Records from a dataset
◇ ◇ ◇ ◇

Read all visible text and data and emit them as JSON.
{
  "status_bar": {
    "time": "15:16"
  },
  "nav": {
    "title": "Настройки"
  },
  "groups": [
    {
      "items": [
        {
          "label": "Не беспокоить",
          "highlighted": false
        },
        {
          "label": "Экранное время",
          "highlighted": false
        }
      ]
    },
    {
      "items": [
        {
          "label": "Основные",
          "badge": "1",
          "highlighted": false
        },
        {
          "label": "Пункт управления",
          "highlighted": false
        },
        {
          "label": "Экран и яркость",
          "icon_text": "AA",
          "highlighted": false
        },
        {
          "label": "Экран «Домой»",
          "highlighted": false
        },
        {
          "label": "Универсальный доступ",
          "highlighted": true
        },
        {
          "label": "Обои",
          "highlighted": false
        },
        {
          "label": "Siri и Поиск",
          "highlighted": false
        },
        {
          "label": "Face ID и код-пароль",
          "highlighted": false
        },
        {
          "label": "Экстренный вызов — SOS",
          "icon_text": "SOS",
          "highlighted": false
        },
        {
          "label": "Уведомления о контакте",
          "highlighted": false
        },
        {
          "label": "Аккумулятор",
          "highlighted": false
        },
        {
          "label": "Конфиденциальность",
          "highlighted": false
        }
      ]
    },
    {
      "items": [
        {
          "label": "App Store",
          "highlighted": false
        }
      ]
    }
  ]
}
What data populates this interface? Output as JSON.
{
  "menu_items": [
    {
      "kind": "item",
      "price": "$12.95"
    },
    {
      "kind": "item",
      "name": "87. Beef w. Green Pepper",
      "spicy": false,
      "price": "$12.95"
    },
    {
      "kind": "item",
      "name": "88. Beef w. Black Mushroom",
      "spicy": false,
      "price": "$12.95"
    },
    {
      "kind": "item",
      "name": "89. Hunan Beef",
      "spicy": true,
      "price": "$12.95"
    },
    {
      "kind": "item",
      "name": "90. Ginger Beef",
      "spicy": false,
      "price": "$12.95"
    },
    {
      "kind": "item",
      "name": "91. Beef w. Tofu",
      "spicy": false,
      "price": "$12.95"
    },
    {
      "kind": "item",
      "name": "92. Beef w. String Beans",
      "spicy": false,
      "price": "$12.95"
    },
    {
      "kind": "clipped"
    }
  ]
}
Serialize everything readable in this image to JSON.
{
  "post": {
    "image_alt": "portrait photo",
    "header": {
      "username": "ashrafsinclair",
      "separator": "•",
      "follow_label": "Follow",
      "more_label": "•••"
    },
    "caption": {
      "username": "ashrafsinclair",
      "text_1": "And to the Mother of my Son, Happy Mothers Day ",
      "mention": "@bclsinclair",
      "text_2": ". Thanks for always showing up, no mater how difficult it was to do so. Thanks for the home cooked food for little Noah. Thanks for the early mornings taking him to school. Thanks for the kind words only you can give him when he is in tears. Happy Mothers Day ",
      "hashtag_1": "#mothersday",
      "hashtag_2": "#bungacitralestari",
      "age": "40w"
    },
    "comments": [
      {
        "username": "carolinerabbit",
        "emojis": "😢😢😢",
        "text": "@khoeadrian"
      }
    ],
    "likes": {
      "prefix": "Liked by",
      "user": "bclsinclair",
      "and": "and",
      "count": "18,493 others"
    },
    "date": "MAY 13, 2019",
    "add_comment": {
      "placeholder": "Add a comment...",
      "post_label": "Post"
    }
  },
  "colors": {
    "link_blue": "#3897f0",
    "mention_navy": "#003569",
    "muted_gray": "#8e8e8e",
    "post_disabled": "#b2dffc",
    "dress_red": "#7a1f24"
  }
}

◇ ◇ ◇ ◇

What is being asked
Copy every line of the material, please, keeping it exactly the same.

The completed task
Read all visible text and data and emit them as JSON.
{
  "status_bar": {
    "time": "15:16"
  },
  "nav": {
    "title": "Настройки"
  },
  "groups": [
    {
      "items": [
        {
          "label": "Не беспокоить",
          "highlighted": false
        },
        {
          "label": "Экранное время",
          "highlighted": false
        }
      ]
    },
    {
      "items": [
        {
          "label": "Основные",
          "badge": "1",
          "highlighted": false
        },
        {
          "label": "Пункт управления",
          "highlighted": false
        },
        {
          "label": "Экран и яркость",
          "icon_text": "AA",
          "highlighted": false
        },
        {
          "label": "Экран «Домой»",
          "highlighted": false
        },
        {
          "label": "Универсальный доступ",
          "highlighted": true
        },
        {
          "label": "Обои",
          "highlighted": false
        },
        {
          "label": "Siri и Поиск",
          "highlighted": false
        },
        {
          "label": "Face ID и код-пароль",
          "highlighted": false
        },
        {
          "label": "Экстренный вызов — SOS",
          "icon_text": "SOS",
          "highlighted": false
        },
        {
          "label": "Уведомления о контакте",
          "highlighted": false
        },
        {
          "label": "Аккумулятор",
          "highlighted": false
        },
        {
          "label": "Конфиденциальность",
          "highlighted": false
        }
      ]
    },
    {
      "items": [
        {
          "label": "App Store",
          "highlighted": false
        }
      ]
    }
  ]
}
What data populates this interface? Output as JSON.
{
  "menu_items": [
    {
      "kind": "item",
      "price": "$12.95"
    },
    {
      "kind": "item",
      "name": "87. Beef w. Green Pepper",
      "spicy": false,
      "price": "$12.95"
    },
    {
      "kind": "item",
      "name": "88. Beef w. Black Mushroom",
      "spicy": false,
      "price": "$12.95"
    },
    {
      "kind": "item",
      "name": "89. Hunan Beef",
      "spicy": true,
      "price": "$12.95"
    },
    {
      "kind": "item",
      "name": "90. Ginger Beef",
      "spicy": false,
      "price": "$12.95"
    },
    {
      "kind": "item",
      "name": "91. Beef w. Tofu",
      "spicy": false,
      "price": "$12.95"
    },
    {
      "kind": "item",
      "name": "92. Beef w. String Beans",
      "spicy": false,
      "price": "$12.95"
    },
    {
      "kind": "clipped"
    }
  ]
}
Serialize everything readable in this image to JSON.
{
  "post": {
    "image_alt": "portrait photo",
    "header": {
      "username": "ashrafsinclair",
      "separator": "•",
      "follow_label": "Follow",
      "more_label": "•••"
    },
    "caption": {
      "username": "ashrafsinclair",
      "text_1": "And to the Mother of my Son, Happy Mothers Day ",
      "mention": "@bclsinclair",
      "text_2": ". Thanks for always showing up, no mater how difficult it was to do so. Thanks for the home cooked food for little Noah. Thanks for the early mornings taking him to school. Thanks for the kind words only you can give him when he is in tears. Happy Mothers Day ",
      "hashtag_1": "#mothersday",
      "hashtag_2": "#bungacitralestari",
      "age": "40w"
    },
    "comments": [
      {
        "username": "carolinerabbit",
        "emojis": "😢😢😢",
        "text": "@khoeadrian"
      }
    ],
    "likes": {
      "prefix": "Liked by",
      "user": "bclsinclair",
      "and": "and",
      "count": "18,493 others"
    },
    "date": "MAY 13, 2019",
    "add_comment": {
      "placeholder": "Add a comment...",
      "post_label": "Post"
    }
  },
  "colors": {
    "link_blue": "#3897f0",
    "mention_navy": "#003569",
    "muted_gray": "#8e8e8e",
    "post_disabled": "#b2dffc",
    "dress_red": "#7a1f24"
  }
}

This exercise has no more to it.